Excerpted data:
START

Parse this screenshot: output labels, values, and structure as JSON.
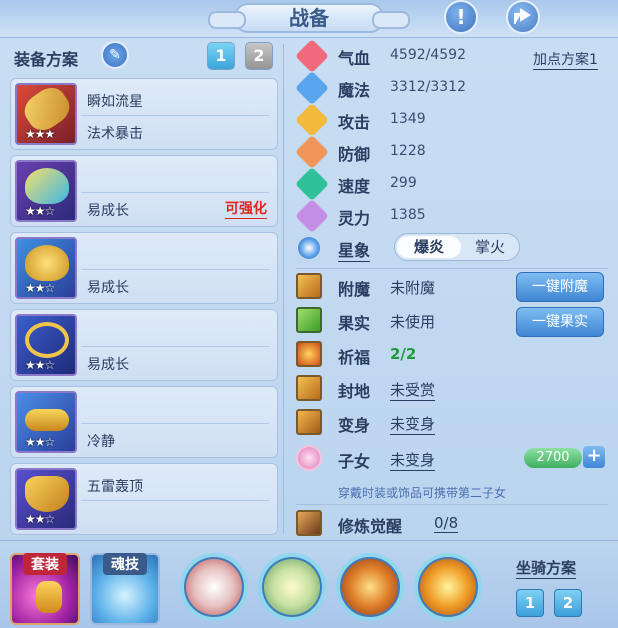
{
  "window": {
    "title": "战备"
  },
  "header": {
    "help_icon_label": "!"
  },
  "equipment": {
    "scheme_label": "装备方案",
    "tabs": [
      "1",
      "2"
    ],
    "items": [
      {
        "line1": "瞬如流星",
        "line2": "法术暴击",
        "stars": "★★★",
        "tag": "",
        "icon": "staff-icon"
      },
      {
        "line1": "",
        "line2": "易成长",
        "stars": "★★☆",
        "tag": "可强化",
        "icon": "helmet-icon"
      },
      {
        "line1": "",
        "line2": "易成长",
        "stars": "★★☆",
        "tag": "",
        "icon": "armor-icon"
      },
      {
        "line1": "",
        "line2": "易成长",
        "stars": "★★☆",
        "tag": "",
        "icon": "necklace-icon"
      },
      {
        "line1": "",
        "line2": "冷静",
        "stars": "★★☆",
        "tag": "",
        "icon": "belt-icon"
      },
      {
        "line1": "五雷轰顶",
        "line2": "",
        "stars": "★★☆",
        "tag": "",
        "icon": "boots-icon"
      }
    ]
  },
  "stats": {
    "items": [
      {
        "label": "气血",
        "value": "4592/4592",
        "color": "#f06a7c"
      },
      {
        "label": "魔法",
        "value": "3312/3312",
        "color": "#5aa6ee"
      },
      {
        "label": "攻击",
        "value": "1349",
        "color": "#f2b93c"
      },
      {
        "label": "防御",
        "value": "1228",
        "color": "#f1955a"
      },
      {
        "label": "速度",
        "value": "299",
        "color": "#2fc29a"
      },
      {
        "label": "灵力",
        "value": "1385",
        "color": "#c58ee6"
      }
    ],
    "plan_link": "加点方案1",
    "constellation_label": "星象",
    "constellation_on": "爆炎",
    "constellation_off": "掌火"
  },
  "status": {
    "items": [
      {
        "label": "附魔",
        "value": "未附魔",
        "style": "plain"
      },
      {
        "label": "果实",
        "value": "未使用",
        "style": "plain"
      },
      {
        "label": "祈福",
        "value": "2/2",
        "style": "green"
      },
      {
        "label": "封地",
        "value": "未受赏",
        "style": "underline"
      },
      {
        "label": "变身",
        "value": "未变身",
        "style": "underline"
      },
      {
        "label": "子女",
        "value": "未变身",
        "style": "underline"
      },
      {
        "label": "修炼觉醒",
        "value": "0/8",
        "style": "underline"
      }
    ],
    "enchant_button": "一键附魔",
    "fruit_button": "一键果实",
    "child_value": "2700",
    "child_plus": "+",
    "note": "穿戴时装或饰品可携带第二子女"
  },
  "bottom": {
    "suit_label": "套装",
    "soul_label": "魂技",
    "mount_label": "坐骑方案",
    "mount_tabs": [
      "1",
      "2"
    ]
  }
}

END

What the exercise asks: Leave out the pictures and transcribe everything else exactly.

Solution to the problem:
Parse this screenshot: output labels, values, and structure as JSON.
{
  "window": {
    "title": "战备"
  },
  "header": {
    "help_icon_label": "!"
  },
  "equipment": {
    "scheme_label": "装备方案",
    "tabs": [
      "1",
      "2"
    ],
    "items": [
      {
        "line1": "瞬如流星",
        "line2": "法术暴击",
        "stars": "★★★",
        "tag": "",
        "icon": "staff-icon"
      },
      {
        "line1": "",
        "line2": "易成长",
        "stars": "★★☆",
        "tag": "可强化",
        "icon": "helmet-icon"
      },
      {
        "line1": "",
        "line2": "易成长",
        "stars": "★★☆",
        "tag": "",
        "icon": "armor-icon"
      },
      {
        "line1": "",
        "line2": "易成长",
        "stars": "★★☆",
        "tag": "",
        "icon": "necklace-icon"
      },
      {
        "line1": "",
        "line2": "冷静",
        "stars": "★★☆",
        "tag": "",
        "icon": "belt-icon"
      },
      {
        "line1": "五雷轰顶",
        "line2": "",
        "stars": "★★☆",
        "tag": "",
        "icon": "boots-icon"
      }
    ]
  },
  "stats": {
    "items": [
      {
        "label": "气血",
        "value": "4592/4592",
        "color": "#f06a7c"
      },
      {
        "label": "魔法",
        "value": "3312/3312",
        "color": "#5aa6ee"
      },
      {
        "label": "攻击",
        "value": "1349",
        "color": "#f2b93c"
      },
      {
        "label": "防御",
        "value": "1228",
        "color": "#f1955a"
      },
      {
        "label": "速度",
        "value": "299",
        "color": "#2fc29a"
      },
      {
        "label": "灵力",
        "value": "1385",
        "color": "#c58ee6"
      }
    ],
    "plan_link": "加点方案1",
    "constellation_label": "星象",
    "constellation_on": "爆炎",
    "constellation_off": "掌火"
  },
  "status": {
    "items": [
      {
        "label": "附魔",
        "value": "未附魔",
        "style": "plain"
      },
      {
        "label": "果实",
        "value": "未使用",
        "style": "plain"
      },
      {
        "label": "祈福",
        "value": "2/2",
        "style": "green"
      },
      {
        "label": "封地",
        "value": "未受赏",
        "style": "underline"
      },
      {
        "label": "变身",
        "value": "未变身",
        "style": "underline"
      },
      {
        "label": "子女",
        "value": "未变身",
        "style": "underline"
      },
      {
        "label": "修炼觉醒",
        "value": "0/8",
        "style": "underline"
      }
    ],
    "enchant_button": "一键附魔",
    "fruit_button": "一键果实",
    "child_value": "2700",
    "child_plus": "+",
    "note": "穿戴时装或饰品可携带第二子女"
  },
  "bottom": {
    "suit_label": "套装",
    "soul_label": "魂技",
    "mount_label": "坐骑方案",
    "mount_tabs": [
      "1",
      "2"
    ]
  }
}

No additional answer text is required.